Collection entries:
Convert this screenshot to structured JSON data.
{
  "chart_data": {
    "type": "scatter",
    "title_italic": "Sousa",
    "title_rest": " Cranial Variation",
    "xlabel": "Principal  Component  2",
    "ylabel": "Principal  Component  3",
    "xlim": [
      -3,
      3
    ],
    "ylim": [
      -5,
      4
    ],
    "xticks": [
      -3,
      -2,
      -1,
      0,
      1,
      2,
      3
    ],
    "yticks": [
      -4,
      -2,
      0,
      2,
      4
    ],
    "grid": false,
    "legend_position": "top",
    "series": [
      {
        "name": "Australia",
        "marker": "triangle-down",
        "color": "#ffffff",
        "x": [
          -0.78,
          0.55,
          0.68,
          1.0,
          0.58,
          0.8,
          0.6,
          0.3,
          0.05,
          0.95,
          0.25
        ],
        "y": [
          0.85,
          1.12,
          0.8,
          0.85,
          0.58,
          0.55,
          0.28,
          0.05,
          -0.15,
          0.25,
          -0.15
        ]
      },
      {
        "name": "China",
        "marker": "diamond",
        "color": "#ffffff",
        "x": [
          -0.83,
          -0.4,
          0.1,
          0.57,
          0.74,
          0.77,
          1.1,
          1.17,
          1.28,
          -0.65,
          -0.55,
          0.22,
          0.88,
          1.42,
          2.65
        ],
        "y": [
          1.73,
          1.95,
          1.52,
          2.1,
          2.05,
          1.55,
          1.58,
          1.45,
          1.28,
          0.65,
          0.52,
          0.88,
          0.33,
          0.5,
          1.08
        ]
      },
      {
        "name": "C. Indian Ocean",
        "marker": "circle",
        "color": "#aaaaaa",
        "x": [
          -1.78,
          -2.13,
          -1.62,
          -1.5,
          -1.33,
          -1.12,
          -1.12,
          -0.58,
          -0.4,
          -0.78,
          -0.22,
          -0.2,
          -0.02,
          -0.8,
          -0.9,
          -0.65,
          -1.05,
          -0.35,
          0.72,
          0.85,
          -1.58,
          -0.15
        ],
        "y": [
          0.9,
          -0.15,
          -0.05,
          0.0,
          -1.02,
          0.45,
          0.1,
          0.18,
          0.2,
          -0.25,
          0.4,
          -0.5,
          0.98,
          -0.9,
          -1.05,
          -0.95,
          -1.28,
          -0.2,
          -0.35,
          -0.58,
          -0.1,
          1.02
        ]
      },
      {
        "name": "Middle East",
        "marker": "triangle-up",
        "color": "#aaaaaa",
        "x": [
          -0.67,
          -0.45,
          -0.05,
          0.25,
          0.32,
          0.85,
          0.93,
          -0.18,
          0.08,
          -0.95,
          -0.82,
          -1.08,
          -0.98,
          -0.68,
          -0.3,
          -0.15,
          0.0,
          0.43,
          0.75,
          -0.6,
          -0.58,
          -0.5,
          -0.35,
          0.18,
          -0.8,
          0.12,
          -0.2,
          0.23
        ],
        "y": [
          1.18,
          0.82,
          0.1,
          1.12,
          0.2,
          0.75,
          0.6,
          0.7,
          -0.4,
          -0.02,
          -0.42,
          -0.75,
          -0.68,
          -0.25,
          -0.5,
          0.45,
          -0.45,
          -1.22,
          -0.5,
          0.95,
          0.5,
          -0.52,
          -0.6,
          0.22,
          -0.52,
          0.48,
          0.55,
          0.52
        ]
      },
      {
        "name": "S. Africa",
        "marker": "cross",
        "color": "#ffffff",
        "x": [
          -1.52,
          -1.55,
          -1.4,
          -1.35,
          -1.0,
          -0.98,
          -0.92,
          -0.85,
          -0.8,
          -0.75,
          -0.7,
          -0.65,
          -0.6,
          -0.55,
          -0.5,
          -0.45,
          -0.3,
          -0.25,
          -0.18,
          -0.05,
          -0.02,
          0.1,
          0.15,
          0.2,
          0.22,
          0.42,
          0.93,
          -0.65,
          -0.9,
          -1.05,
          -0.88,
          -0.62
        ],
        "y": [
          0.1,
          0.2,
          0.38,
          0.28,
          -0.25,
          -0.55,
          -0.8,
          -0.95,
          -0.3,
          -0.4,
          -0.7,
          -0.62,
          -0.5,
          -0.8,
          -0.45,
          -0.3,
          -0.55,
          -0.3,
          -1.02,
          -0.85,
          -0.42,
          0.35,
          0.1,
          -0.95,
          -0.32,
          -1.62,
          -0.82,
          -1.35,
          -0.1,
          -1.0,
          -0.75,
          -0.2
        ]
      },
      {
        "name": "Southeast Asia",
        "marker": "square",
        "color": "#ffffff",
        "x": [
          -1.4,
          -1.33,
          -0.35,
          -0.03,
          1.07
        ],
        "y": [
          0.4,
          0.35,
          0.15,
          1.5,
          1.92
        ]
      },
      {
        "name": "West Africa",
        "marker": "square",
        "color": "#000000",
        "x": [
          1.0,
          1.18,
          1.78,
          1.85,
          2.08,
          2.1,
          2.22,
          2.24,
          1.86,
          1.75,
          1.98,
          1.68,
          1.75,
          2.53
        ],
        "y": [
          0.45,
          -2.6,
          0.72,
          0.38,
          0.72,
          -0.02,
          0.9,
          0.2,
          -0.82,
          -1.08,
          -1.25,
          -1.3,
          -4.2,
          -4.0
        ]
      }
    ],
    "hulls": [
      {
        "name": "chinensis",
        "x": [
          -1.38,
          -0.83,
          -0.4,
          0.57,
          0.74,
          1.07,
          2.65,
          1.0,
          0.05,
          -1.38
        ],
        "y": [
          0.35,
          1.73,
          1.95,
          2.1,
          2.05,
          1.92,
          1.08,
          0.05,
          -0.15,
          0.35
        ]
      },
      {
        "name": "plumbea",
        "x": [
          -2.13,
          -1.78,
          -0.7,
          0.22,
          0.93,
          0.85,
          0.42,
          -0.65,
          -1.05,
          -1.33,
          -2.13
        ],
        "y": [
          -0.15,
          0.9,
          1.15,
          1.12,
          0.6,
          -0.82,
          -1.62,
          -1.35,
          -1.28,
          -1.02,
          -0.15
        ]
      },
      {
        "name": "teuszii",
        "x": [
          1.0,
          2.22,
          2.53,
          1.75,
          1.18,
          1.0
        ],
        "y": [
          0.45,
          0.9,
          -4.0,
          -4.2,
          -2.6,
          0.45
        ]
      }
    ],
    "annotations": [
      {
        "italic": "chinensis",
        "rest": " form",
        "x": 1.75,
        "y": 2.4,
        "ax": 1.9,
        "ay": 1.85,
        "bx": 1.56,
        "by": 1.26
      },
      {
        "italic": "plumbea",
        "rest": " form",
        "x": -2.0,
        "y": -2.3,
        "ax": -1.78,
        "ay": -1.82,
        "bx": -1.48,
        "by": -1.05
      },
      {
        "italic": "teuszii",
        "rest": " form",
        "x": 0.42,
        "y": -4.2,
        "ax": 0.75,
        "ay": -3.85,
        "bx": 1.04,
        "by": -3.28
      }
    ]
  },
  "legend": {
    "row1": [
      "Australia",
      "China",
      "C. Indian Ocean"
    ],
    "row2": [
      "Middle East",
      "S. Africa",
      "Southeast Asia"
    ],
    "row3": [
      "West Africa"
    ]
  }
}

• _EXERCISE GOAL_: Pull every line containing "Asia" out of the records.

• _ANSWER TO THIS TASK_:
        "name": "Southeast Asia",
      "Southeast Asia"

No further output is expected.